*PROBLEM TO SOLVE*:
Check every line of the entries that follow, and copy the ones containing "PRÉVISION".

--- start of ENTRIES SHOWN ---

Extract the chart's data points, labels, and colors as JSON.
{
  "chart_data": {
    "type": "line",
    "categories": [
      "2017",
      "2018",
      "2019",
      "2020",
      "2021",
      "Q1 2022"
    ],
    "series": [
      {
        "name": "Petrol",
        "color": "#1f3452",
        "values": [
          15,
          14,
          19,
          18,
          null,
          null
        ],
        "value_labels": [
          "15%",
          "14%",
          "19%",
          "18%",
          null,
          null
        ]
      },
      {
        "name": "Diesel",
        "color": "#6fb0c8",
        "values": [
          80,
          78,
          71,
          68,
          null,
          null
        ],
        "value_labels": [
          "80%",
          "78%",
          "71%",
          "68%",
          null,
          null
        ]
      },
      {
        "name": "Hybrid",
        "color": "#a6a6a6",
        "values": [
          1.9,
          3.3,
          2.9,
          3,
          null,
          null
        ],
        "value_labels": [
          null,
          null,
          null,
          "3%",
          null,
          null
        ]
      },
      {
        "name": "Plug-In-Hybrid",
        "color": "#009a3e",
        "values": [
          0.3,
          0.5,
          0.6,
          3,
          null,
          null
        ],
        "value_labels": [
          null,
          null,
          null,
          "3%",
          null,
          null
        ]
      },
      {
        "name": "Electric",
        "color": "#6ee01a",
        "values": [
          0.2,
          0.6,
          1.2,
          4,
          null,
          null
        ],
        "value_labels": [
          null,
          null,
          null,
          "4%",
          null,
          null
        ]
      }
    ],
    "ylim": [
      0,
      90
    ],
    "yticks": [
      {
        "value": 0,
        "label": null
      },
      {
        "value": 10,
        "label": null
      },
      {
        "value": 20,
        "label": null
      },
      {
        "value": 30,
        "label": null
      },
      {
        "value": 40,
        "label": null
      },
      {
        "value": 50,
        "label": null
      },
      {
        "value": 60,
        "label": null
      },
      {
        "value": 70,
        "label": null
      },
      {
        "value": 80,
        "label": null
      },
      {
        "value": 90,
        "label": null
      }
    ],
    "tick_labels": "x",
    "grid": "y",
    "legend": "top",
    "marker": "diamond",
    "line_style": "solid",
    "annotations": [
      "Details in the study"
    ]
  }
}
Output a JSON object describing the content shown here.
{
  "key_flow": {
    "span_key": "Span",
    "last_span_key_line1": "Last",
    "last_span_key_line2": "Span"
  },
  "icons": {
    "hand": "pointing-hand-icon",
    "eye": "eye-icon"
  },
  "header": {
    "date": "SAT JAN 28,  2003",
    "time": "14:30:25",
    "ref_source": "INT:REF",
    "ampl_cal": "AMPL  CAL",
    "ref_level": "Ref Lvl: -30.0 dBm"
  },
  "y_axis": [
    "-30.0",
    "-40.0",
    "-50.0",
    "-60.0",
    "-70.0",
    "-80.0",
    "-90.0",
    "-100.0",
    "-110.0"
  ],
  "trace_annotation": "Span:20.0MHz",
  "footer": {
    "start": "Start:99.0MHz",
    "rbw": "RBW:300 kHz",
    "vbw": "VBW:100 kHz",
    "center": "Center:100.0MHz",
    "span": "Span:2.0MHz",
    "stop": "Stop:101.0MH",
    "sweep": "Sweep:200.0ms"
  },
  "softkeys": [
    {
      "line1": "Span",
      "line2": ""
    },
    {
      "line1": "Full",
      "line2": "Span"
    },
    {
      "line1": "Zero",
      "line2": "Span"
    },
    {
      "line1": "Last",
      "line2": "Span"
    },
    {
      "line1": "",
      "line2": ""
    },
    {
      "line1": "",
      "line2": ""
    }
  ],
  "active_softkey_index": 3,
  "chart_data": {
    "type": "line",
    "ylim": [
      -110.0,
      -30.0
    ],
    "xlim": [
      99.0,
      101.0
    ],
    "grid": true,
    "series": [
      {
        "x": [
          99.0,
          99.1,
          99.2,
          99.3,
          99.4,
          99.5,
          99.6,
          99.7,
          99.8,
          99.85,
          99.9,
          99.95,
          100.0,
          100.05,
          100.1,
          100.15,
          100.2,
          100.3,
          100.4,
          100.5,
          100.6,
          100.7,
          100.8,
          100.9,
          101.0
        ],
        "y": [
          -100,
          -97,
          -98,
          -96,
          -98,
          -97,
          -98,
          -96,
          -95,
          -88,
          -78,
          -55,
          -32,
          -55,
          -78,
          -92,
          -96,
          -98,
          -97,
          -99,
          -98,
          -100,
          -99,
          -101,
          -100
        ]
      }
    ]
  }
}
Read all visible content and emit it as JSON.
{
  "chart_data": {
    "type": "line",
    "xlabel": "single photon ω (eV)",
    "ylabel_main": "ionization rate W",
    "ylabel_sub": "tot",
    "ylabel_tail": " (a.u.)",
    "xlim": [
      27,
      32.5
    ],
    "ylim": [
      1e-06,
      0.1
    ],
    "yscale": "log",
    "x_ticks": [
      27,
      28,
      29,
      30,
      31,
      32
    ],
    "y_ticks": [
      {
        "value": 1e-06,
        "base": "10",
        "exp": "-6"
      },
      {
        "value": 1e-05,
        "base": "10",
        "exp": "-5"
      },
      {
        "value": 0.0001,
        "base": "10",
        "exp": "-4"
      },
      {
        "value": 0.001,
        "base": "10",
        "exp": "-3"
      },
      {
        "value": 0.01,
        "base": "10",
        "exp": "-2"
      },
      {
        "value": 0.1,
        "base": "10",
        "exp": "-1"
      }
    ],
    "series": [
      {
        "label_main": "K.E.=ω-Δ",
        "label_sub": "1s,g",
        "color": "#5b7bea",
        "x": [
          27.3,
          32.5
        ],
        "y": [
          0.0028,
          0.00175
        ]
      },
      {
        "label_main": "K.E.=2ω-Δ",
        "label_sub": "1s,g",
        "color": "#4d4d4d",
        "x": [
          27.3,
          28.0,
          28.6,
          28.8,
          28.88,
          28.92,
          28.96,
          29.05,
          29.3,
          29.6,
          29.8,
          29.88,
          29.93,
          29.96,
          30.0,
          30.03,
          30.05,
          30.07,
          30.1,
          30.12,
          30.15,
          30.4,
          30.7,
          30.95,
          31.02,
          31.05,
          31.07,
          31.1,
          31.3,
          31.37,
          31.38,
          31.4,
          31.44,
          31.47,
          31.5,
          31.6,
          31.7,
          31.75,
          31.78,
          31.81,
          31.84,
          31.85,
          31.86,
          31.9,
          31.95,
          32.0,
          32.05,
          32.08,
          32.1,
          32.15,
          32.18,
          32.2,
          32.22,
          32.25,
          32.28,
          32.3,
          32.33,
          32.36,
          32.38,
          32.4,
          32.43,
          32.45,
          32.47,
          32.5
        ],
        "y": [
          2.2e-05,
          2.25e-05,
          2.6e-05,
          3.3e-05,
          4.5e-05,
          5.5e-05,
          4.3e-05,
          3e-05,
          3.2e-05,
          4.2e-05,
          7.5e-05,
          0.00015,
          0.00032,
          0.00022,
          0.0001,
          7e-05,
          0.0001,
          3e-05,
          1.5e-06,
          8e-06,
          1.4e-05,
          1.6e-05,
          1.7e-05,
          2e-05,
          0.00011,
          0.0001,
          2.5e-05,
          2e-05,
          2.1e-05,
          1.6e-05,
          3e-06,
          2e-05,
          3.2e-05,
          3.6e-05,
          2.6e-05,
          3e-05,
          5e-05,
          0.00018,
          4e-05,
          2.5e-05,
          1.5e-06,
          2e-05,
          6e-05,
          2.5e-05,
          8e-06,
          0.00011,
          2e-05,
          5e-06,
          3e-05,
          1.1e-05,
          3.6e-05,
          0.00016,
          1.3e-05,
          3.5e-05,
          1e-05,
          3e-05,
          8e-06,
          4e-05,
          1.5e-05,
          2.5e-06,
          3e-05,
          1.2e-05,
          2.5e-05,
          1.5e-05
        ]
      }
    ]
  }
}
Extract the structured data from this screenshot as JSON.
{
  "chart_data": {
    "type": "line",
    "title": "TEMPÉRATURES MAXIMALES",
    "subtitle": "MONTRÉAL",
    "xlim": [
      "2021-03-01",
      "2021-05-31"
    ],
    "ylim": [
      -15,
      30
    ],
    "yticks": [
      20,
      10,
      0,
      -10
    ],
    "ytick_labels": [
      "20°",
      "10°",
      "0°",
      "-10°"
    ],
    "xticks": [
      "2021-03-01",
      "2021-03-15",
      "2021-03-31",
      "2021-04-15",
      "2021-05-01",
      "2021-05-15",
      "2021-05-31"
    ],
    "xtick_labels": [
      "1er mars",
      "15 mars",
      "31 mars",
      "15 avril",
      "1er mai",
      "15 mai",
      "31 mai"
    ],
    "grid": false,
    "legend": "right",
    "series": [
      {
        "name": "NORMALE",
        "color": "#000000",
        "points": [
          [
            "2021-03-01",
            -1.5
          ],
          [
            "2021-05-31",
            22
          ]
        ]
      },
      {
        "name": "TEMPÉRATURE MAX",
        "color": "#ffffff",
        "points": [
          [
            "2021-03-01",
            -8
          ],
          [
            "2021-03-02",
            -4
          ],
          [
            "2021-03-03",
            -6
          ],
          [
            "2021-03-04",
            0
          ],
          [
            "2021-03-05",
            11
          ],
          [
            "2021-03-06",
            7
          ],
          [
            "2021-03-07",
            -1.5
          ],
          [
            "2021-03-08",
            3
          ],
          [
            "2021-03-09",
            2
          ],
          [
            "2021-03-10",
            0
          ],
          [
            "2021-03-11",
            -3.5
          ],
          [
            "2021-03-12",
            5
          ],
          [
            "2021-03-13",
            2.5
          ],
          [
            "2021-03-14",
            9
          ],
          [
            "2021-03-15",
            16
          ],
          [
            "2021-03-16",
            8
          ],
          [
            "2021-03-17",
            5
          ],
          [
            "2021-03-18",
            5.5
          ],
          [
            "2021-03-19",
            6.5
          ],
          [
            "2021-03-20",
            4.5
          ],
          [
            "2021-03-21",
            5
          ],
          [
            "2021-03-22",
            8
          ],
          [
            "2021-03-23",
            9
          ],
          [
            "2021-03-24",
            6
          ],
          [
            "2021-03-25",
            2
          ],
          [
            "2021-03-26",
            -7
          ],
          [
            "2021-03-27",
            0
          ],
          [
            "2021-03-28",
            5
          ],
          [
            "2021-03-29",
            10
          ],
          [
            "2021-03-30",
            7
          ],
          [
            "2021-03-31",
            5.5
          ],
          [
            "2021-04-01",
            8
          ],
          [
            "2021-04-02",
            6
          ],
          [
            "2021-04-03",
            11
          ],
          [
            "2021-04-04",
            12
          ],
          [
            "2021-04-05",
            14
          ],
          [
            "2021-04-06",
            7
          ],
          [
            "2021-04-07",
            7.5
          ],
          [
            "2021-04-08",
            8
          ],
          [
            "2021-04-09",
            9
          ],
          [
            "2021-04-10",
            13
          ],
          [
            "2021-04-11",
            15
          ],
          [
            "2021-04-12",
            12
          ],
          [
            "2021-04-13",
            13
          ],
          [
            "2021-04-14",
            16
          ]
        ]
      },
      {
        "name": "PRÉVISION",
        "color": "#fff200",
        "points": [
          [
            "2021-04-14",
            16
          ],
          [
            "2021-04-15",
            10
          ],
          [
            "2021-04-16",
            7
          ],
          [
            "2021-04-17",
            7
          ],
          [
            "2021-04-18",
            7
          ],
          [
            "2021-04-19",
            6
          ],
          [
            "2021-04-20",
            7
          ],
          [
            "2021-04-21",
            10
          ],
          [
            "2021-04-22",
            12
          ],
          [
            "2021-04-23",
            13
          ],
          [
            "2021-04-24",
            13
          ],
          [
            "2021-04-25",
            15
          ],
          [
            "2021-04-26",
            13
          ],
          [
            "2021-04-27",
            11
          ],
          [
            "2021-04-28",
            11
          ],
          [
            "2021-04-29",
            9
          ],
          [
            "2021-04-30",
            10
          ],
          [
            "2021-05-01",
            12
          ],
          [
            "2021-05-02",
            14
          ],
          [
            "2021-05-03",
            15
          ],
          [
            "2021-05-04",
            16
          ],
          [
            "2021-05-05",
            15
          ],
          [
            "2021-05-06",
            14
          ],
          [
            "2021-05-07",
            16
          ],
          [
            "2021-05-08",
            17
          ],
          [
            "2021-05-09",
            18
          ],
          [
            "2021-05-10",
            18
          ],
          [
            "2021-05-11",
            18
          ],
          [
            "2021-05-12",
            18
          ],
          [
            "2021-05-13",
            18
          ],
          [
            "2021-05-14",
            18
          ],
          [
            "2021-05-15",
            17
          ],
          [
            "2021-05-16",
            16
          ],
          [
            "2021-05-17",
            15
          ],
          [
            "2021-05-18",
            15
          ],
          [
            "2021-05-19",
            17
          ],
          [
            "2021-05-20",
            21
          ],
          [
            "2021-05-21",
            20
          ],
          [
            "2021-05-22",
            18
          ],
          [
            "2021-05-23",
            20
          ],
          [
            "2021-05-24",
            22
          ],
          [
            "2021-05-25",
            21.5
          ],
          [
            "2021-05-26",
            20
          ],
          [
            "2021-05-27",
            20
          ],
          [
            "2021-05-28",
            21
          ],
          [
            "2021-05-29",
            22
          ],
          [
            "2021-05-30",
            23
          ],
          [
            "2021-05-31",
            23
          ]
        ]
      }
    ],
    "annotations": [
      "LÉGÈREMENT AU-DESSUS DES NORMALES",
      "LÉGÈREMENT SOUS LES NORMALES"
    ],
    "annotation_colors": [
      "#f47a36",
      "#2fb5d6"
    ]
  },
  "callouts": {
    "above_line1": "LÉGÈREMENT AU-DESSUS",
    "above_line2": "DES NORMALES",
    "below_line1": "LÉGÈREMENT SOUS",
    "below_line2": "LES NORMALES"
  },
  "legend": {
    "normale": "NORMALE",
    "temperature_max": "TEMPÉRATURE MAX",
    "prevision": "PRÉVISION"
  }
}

--- end of ENTRIES SHOWN ---

*TASK RESULT*:
        "name": "PRÉVISION",
    "prevision": "PRÉVISION"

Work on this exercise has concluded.